● **REQUIREMENTS**:
Can you restate the records below word for word?

(Data records)
========================================================================

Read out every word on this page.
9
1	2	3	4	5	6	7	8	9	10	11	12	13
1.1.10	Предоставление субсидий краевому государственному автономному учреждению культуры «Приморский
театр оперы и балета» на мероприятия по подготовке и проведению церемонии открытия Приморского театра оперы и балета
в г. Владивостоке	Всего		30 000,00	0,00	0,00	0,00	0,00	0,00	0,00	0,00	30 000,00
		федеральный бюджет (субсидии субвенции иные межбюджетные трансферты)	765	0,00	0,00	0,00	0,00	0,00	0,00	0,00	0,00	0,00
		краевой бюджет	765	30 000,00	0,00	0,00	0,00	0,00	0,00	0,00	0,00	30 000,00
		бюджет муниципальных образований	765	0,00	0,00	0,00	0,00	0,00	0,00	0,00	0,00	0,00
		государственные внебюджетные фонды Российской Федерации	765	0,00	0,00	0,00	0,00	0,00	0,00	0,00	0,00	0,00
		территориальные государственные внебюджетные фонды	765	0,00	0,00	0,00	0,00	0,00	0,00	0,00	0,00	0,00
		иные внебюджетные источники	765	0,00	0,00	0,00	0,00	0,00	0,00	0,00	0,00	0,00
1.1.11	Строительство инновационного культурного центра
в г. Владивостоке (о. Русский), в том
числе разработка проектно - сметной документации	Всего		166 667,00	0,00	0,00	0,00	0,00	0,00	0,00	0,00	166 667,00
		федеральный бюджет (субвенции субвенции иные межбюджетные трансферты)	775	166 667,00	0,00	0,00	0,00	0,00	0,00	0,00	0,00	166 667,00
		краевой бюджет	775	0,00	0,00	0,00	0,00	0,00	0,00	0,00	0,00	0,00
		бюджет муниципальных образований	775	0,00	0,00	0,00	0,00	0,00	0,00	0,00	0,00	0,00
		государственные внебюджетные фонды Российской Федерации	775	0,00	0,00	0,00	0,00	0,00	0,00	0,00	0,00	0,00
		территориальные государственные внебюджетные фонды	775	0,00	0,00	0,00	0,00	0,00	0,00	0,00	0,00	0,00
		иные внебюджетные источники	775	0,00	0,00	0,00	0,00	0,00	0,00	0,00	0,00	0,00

========================================================================

● **CORRECT OUTPUT**:
Read out every word on this page.
9
1	2	3	4	5	6	7	8	9	10	11	12	13
1.1.10	Предоставление субсидий краевому государственному автономному учреждению культуры «Приморский
театр оперы и балета» на мероприятия по подготовке и проведению церемонии открытия Приморского театра оперы и балета
в г. Владивостоке	Всего		30 000,00	0,00	0,00	0,00	0,00	0,00	0,00	0,00	30 000,00
		федеральный бюджет (субсидии субвенции иные межбюджетные трансферты)	765	0,00	0,00	0,00	0,00	0,00	0,00	0,00	0,00	0,00
		краевой бюджет	765	30 000,00	0,00	0,00	0,00	0,00	0,00	0,00	0,00	30 000,00
		бюджет муниципальных образований	765	0,00	0,00	0,00	0,00	0,00	0,00	0,00	0,00	0,00
		государственные внебюджетные фонды Российской Федерации	765	0,00	0,00	0,00	0,00	0,00	0,00	0,00	0,00	0,00
		территориальные государственные внебюджетные фонды	765	0,00	0,00	0,00	0,00	0,00	0,00	0,00	0,00	0,00
		иные внебюджетные источники	765	0,00	0,00	0,00	0,00	0,00	0,00	0,00	0,00	0,00
1.1.11	Строительство инновационного культурного центра
в г. Владивостоке (о. Русский), в том
числе разработка проектно - сметной документации	Всего		166 667,00	0,00	0,00	0,00	0,00	0,00	0,00	0,00	166 667,00
		федеральный бюджет (субвенции субвенции иные межбюджетные трансферты)	775	166 667,00	0,00	0,00	0,00	0,00	0,00	0,00	0,00	166 667,00
		краевой бюджет	775	0,00	0,00	0,00	0,00	0,00	0,00	0,00	0,00	0,00
		бюджет муниципальных образований	775	0,00	0,00	0,00	0,00	0,00	0,00	0,00	0,00	0,00
		государственные внебюджетные фонды Российской Федерации	775	0,00	0,00	0,00	0,00	0,00	0,00	0,00	0,00	0,00
		территориальные государственные внебюджетные фонды	775	0,00	0,00	0,00	0,00	0,00	0,00	0,00	0,00	0,00
		иные внебюджетные источники	775	0,00	0,00	0,00	0,00	0,00	0,00	0,00	0,00	0,00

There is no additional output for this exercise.